* **Directive**
Select from the data all lines with the word "text".

* **Provided records**
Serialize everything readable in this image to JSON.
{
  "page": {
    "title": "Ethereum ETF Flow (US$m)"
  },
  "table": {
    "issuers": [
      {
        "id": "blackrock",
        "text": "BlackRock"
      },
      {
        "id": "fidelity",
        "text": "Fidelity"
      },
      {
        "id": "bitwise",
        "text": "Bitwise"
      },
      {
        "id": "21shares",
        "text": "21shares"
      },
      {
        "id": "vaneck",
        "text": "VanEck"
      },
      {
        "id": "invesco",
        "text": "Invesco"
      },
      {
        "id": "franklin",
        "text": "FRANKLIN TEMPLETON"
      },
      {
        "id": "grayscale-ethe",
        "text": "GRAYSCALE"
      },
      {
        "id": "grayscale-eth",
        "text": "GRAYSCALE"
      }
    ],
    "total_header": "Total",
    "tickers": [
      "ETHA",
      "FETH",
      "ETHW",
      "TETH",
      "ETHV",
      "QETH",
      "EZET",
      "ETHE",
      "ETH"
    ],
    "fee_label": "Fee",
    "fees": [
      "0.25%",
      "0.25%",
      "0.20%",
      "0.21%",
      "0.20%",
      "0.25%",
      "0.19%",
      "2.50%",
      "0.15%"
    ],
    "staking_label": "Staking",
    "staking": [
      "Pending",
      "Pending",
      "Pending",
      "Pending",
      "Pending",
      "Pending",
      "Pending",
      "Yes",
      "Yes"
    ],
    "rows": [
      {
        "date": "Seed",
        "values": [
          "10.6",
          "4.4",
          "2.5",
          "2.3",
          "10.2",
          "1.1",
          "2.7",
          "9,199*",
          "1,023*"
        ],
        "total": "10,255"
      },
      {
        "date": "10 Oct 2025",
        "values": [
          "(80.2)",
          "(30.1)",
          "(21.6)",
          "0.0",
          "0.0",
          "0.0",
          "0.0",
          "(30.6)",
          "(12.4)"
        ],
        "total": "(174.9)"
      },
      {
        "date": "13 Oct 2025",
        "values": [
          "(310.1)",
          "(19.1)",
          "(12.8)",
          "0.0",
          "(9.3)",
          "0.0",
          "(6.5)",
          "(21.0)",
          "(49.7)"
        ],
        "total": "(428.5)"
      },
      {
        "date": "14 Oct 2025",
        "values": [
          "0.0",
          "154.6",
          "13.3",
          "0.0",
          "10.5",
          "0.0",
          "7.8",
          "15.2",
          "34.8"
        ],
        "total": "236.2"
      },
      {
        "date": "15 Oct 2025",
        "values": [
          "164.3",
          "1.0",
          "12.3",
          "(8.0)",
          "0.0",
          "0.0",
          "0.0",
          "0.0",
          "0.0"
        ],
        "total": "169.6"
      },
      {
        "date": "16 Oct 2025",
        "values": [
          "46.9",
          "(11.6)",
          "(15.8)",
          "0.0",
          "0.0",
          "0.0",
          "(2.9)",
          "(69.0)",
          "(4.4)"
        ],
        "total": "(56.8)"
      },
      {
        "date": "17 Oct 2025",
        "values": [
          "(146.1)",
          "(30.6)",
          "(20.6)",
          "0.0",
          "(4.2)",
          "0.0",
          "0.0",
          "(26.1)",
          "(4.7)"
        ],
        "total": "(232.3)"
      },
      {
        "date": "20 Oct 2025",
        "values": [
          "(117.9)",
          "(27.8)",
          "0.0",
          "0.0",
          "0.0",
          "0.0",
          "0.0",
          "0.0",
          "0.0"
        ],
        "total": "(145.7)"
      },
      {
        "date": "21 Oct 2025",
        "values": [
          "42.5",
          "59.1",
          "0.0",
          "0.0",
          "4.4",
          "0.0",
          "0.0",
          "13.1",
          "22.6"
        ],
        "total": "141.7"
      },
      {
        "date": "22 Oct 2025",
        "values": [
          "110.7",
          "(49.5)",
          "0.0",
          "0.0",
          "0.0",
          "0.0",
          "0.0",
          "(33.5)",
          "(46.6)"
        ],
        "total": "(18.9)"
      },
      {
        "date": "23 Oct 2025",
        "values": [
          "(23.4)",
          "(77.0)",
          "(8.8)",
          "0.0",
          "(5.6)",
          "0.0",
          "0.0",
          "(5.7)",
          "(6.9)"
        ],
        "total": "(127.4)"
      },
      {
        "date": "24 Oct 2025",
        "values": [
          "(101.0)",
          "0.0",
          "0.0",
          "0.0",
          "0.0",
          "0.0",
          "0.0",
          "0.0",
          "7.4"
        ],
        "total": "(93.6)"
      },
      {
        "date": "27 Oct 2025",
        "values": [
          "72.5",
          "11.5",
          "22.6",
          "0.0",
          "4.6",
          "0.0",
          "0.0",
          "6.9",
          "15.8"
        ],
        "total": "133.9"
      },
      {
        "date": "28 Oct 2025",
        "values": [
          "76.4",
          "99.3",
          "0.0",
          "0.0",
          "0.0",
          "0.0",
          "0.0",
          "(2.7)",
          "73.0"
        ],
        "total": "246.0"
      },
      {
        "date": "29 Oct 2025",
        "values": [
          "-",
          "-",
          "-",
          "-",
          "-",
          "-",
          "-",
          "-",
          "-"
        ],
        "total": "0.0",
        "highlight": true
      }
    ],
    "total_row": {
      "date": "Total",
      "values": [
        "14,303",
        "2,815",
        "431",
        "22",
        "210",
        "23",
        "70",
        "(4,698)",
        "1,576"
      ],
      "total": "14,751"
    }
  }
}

* **Written response**
        "text": "BlackRock"
        "text": "Fidelity"
        "text": "Bitwise"
        "text": "21shares"
        "text": "VanEck"
        "text": "Invesco"
        "text": "FRANKLIN TEMPLETON"
        "text": "GRAYSCALE"
        "text": "GRAYSCALE"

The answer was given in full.